» **Work to be completed**:
Copy all lines holding the word "anten" from the entries.

^^^^

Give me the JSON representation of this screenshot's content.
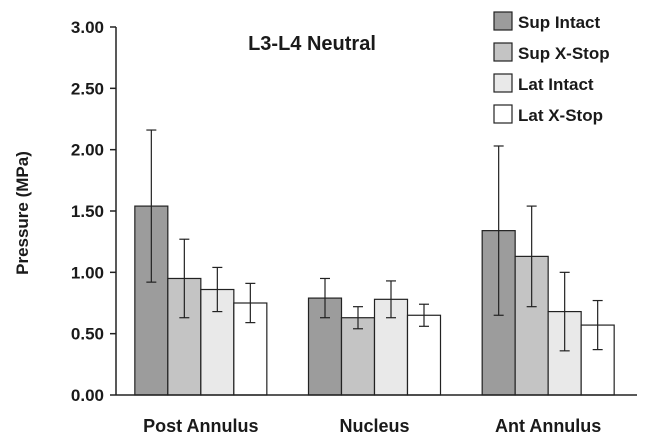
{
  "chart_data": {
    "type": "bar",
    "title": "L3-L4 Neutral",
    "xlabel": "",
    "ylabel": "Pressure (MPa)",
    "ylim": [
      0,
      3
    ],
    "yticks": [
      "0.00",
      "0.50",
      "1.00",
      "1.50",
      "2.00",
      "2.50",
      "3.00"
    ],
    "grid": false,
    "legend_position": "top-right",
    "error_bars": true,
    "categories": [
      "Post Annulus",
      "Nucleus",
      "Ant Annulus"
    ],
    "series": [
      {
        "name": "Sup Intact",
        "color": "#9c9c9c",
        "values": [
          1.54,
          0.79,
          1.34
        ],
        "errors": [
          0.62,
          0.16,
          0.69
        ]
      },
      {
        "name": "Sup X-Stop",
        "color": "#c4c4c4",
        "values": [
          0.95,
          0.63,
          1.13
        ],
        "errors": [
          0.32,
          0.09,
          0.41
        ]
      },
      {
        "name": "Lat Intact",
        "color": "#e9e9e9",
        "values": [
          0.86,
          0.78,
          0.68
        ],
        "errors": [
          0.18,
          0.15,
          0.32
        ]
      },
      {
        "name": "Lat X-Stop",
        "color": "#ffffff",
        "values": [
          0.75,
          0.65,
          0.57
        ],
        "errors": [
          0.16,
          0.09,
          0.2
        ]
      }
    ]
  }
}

^^^^

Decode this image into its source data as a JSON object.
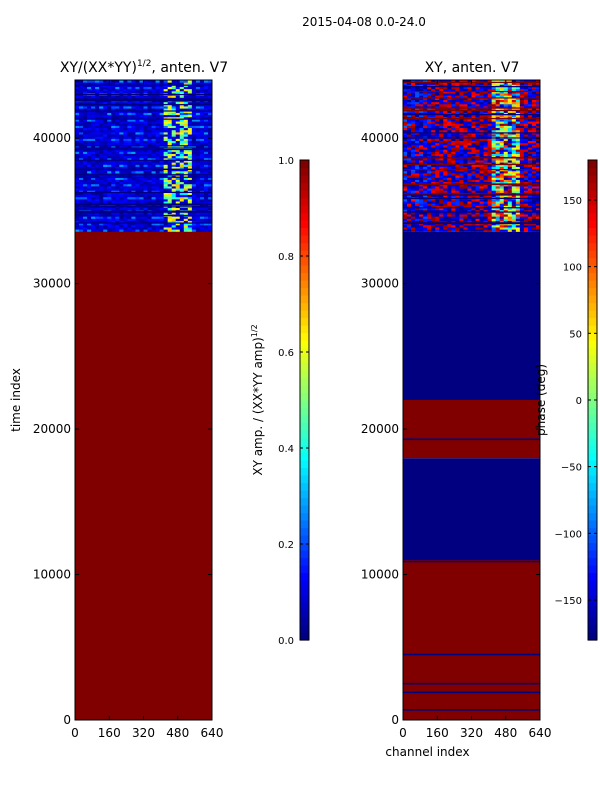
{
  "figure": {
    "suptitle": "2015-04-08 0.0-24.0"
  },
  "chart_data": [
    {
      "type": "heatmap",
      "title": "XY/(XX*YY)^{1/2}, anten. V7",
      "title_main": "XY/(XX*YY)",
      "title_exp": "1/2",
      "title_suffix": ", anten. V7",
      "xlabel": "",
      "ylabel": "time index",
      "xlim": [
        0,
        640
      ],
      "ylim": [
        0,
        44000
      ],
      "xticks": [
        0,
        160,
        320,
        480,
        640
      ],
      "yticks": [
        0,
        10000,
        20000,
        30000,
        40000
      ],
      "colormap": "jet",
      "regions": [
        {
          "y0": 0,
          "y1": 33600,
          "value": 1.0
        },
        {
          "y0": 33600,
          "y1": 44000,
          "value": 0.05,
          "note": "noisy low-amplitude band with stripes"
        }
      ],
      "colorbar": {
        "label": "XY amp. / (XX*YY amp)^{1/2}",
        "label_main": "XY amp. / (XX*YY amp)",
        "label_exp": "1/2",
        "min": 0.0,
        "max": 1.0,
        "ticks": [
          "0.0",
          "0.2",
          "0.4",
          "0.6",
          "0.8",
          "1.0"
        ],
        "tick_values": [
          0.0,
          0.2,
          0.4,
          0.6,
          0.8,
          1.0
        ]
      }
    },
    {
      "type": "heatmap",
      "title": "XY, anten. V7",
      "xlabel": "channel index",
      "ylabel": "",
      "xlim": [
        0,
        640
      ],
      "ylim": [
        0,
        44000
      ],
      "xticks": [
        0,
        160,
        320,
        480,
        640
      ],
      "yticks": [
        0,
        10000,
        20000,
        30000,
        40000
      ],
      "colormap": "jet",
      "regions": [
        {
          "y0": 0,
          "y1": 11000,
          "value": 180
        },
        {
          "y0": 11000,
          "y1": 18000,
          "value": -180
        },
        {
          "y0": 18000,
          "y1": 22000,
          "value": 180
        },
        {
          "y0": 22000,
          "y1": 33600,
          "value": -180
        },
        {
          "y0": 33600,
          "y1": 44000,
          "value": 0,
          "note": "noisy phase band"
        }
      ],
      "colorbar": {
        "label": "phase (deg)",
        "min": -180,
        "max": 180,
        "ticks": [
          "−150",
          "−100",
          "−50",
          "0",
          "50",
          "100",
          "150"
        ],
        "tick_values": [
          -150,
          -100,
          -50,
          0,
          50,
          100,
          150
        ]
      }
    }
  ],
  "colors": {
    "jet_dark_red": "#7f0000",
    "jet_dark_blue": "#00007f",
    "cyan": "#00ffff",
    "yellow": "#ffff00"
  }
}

^^^^

» **Solution to the problem**:
      "title": "XY/(XX*YY)^{1/2}, anten. V7",
      "title_suffix": ", anten. V7",
      "title": "XY, anten. V7",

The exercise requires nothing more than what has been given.